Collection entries
START

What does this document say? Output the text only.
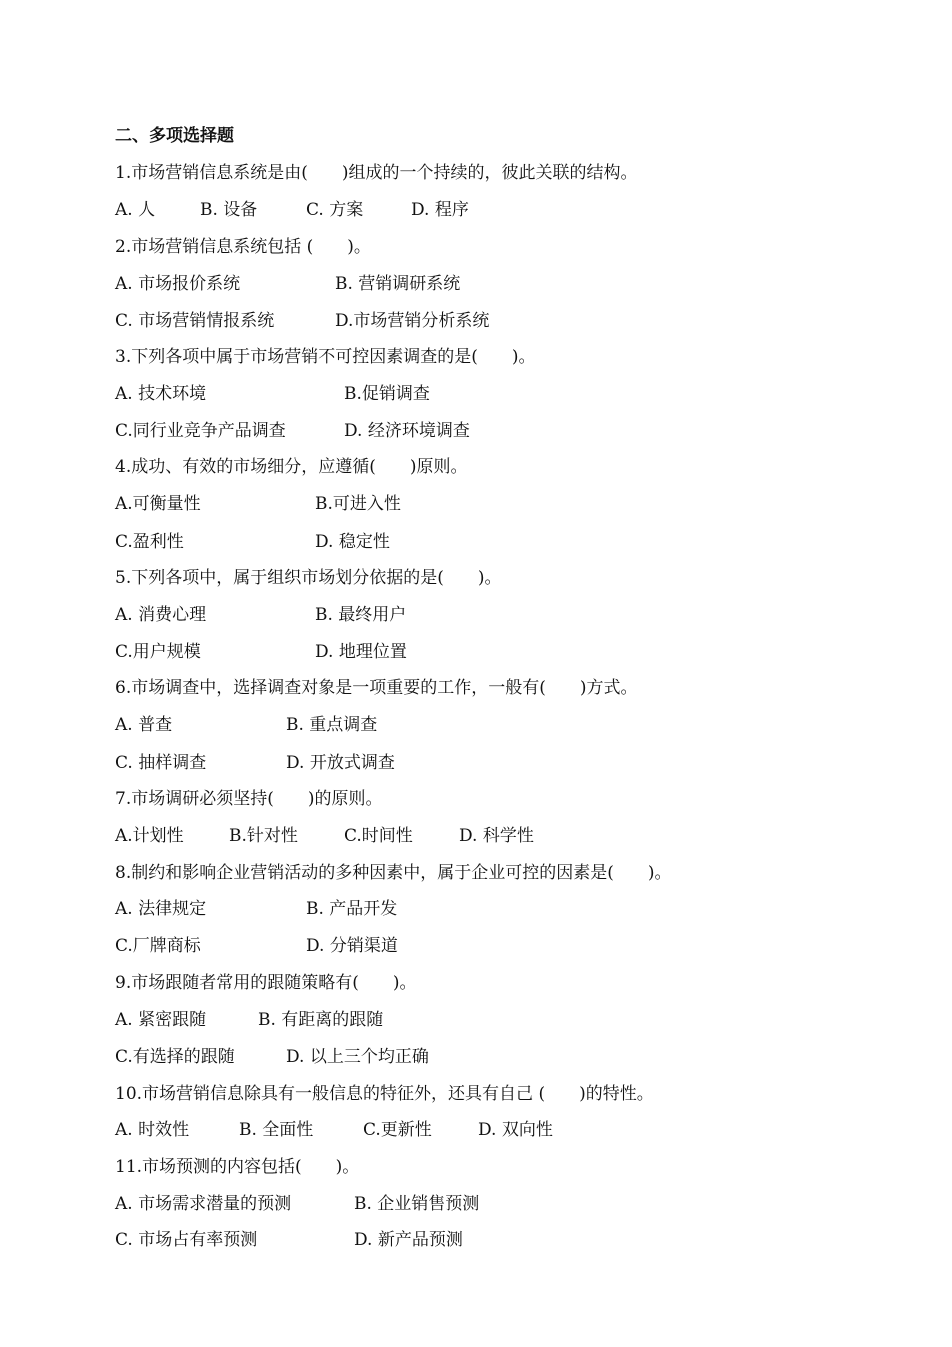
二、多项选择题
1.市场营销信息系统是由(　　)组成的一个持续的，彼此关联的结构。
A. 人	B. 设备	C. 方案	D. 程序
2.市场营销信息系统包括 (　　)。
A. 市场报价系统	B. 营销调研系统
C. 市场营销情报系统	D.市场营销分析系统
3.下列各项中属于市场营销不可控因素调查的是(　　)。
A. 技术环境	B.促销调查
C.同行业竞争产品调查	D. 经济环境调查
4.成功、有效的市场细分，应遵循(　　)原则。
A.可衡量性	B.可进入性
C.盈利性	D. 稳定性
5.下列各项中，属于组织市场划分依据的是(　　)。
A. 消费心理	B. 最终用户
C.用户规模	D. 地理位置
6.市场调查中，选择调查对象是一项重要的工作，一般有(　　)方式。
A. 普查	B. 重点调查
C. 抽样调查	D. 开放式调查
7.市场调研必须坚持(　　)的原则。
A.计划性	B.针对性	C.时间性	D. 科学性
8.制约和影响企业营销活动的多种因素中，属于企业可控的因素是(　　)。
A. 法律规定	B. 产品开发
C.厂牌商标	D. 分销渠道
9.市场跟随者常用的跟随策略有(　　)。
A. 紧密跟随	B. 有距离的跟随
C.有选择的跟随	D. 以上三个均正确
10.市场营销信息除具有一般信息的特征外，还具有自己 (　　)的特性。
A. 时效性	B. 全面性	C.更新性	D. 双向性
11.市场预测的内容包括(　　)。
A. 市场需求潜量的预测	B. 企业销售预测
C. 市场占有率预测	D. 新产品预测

END

Task details.
Write the records out again in full, exactly, and skip every picture.

Task result.
What does this document say? Output the text only.
二、多项选择题
1.市场营销信息系统是由(　　)组成的一个持续的，彼此关联的结构。
A. 人	B. 设备	C. 方案	D. 程序
2.市场营销信息系统包括 (　　)。
A. 市场报价系统	B. 营销调研系统
C. 市场营销情报系统	D.市场营销分析系统
3.下列各项中属于市场营销不可控因素调查的是(　　)。
A. 技术环境	B.促销调查
C.同行业竞争产品调查	D. 经济环境调查
4.成功、有效的市场细分，应遵循(　　)原则。
A.可衡量性	B.可进入性
C.盈利性	D. 稳定性
5.下列各项中，属于组织市场划分依据的是(　　)。
A. 消费心理	B. 最终用户
C.用户规模	D. 地理位置
6.市场调查中，选择调查对象是一项重要的工作，一般有(　　)方式。
A. 普查	B. 重点调查
C. 抽样调查	D. 开放式调查
7.市场调研必须坚持(　　)的原则。
A.计划性	B.针对性	C.时间性	D. 科学性
8.制约和影响企业营销活动的多种因素中，属于企业可控的因素是(　　)。
A. 法律规定	B. 产品开发
C.厂牌商标	D. 分销渠道
9.市场跟随者常用的跟随策略有(　　)。
A. 紧密跟随	B. 有距离的跟随
C.有选择的跟随	D. 以上三个均正确
10.市场营销信息除具有一般信息的特征外，还具有自己 (　　)的特性。
A. 时效性	B. 全面性	C.更新性	D. 双向性
11.市场预测的内容包括(　　)。
A. 市场需求潜量的预测	B. 企业销售预测
C. 市场占有率预测	D. 新产品预测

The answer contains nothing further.